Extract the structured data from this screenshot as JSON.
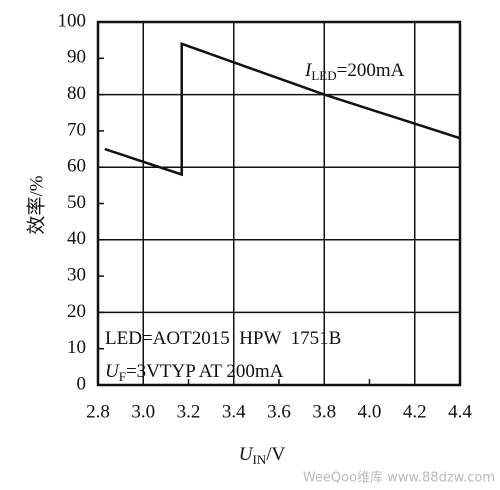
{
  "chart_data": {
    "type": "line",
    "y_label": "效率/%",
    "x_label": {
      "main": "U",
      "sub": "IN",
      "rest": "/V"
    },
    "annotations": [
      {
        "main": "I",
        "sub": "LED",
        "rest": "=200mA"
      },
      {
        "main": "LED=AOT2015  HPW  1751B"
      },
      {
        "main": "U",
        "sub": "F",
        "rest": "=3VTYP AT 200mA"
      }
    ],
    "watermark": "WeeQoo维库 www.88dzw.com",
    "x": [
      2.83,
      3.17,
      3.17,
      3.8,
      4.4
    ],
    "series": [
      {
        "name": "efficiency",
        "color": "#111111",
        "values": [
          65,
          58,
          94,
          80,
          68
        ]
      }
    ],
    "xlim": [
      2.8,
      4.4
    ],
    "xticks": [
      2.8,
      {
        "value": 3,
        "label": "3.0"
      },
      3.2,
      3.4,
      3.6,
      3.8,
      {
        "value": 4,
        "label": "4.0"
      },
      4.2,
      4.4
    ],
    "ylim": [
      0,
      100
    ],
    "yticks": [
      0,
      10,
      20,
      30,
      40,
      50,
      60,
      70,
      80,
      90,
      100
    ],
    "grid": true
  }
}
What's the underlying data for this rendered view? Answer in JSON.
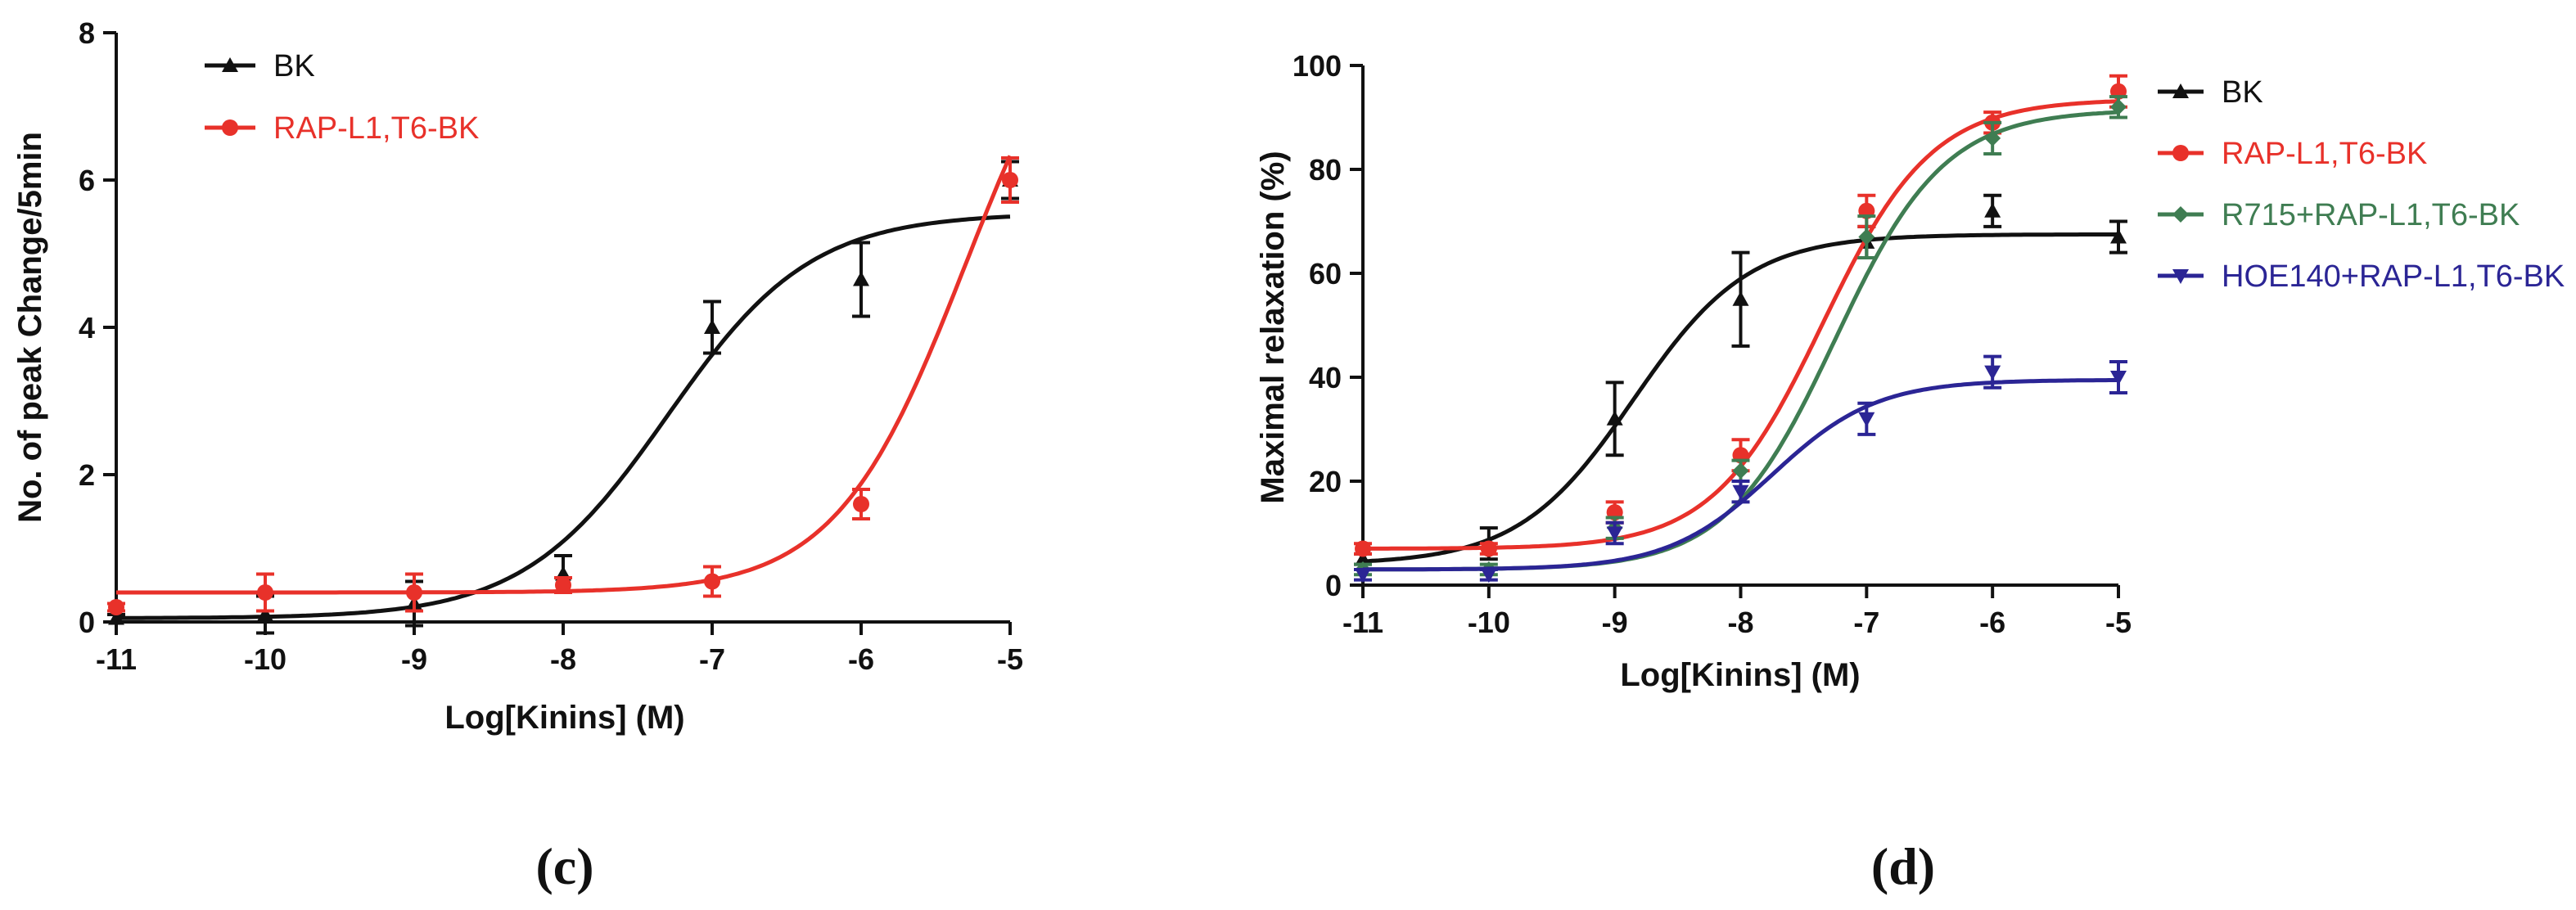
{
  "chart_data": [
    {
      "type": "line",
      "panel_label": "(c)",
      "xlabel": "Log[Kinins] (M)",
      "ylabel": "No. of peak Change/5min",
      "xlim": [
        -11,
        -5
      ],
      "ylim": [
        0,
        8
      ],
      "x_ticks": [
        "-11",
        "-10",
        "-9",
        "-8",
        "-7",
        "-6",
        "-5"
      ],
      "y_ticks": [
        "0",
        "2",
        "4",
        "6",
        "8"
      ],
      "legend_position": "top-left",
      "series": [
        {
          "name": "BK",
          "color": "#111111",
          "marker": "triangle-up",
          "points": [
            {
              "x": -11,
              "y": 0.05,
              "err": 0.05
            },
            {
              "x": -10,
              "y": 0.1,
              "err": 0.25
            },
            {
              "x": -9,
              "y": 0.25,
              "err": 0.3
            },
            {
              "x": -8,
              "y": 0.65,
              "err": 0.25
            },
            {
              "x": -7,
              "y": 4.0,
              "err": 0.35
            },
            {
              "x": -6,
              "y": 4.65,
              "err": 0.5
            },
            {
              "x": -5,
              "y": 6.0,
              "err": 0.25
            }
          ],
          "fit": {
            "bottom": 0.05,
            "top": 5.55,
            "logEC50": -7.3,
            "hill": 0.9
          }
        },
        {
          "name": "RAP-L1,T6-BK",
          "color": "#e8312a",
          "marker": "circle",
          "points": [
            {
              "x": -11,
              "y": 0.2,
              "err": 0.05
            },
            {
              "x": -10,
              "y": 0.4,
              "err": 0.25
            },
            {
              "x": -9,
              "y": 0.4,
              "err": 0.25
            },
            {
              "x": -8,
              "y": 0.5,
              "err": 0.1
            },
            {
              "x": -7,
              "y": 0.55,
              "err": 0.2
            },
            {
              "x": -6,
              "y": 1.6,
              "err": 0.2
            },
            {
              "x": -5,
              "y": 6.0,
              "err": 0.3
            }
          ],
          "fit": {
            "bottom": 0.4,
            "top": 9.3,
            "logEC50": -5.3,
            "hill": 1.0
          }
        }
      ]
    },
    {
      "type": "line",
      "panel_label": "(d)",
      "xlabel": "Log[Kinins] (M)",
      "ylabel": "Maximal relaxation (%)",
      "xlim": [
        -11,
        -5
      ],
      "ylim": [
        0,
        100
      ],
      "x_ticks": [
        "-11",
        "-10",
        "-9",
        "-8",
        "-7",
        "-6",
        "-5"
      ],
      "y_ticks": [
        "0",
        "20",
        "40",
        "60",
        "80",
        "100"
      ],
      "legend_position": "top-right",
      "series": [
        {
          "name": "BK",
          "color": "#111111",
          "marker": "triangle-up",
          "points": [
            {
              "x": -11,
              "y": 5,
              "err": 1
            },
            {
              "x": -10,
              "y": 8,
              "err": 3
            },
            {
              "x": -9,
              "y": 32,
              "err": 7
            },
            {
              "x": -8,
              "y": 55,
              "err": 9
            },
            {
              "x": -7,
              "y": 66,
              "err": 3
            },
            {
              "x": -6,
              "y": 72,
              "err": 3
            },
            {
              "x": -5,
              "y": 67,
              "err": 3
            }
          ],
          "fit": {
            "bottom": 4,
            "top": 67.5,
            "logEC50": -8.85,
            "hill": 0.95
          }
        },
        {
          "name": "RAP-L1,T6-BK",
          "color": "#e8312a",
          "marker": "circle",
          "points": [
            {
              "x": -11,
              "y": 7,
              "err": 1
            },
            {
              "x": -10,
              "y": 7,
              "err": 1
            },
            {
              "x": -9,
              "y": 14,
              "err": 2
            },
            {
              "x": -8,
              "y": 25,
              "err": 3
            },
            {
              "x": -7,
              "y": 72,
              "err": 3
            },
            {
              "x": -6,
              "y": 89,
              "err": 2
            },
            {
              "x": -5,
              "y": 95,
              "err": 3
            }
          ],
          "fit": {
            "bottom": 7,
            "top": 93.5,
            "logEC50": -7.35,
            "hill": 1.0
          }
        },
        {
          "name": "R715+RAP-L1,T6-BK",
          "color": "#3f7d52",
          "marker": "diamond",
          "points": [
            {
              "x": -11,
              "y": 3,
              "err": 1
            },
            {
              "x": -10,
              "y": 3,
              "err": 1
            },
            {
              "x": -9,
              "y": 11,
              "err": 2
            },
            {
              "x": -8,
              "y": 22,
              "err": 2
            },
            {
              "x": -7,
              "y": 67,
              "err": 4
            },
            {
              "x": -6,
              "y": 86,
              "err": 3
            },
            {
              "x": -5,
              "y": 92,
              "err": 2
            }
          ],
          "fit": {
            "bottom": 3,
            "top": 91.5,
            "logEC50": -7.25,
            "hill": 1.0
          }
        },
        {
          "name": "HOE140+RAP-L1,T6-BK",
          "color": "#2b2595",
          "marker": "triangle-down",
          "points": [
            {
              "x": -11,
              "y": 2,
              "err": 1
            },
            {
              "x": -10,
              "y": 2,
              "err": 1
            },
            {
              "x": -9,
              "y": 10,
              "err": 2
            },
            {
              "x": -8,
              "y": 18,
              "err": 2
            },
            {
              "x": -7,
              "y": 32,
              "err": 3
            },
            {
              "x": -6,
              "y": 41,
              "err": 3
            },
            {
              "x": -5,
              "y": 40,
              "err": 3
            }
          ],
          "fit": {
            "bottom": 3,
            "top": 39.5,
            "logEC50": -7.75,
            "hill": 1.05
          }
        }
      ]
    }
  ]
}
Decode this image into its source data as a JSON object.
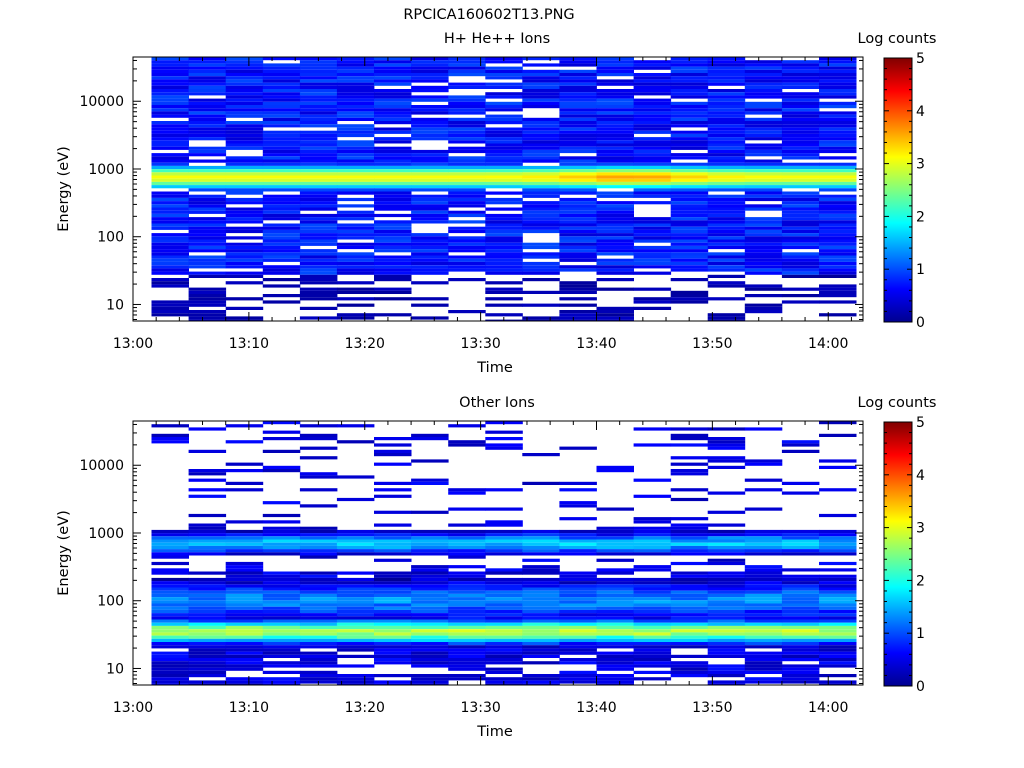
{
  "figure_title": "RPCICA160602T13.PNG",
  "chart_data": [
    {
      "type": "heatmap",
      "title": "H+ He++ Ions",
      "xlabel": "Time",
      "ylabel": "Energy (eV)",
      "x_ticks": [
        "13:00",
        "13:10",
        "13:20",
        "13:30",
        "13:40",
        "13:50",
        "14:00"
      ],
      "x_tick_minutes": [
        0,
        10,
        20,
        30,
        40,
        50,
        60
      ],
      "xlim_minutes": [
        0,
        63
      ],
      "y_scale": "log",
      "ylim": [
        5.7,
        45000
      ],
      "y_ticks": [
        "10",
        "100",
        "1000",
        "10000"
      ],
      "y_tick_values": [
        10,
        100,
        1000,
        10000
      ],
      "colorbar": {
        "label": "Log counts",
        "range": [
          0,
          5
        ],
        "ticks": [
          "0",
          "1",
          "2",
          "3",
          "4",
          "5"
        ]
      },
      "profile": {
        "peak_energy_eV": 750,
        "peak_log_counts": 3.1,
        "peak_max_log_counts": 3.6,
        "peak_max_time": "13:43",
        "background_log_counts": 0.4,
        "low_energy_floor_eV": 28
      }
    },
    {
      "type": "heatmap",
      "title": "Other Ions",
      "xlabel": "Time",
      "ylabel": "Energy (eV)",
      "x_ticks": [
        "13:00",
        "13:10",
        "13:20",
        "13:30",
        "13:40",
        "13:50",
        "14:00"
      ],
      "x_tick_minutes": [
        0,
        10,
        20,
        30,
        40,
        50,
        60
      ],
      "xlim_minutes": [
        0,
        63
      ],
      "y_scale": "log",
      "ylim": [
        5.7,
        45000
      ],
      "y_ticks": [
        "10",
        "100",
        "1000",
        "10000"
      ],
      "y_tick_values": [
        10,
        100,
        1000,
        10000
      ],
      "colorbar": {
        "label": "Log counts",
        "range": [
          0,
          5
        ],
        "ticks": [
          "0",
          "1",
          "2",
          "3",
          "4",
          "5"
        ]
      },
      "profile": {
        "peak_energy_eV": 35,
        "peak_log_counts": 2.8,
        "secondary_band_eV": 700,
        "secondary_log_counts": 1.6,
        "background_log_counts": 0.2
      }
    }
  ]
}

========

> [SET TASK] Scan the material for lines with the word "this", and copy each line you find.

> [THE COMPLETED TASK]
Extract the structured data from this screenshot as JSON.
What's the underlying data for this rendered view? Answer in JSON.
Decode this image into its source data as a JSON object.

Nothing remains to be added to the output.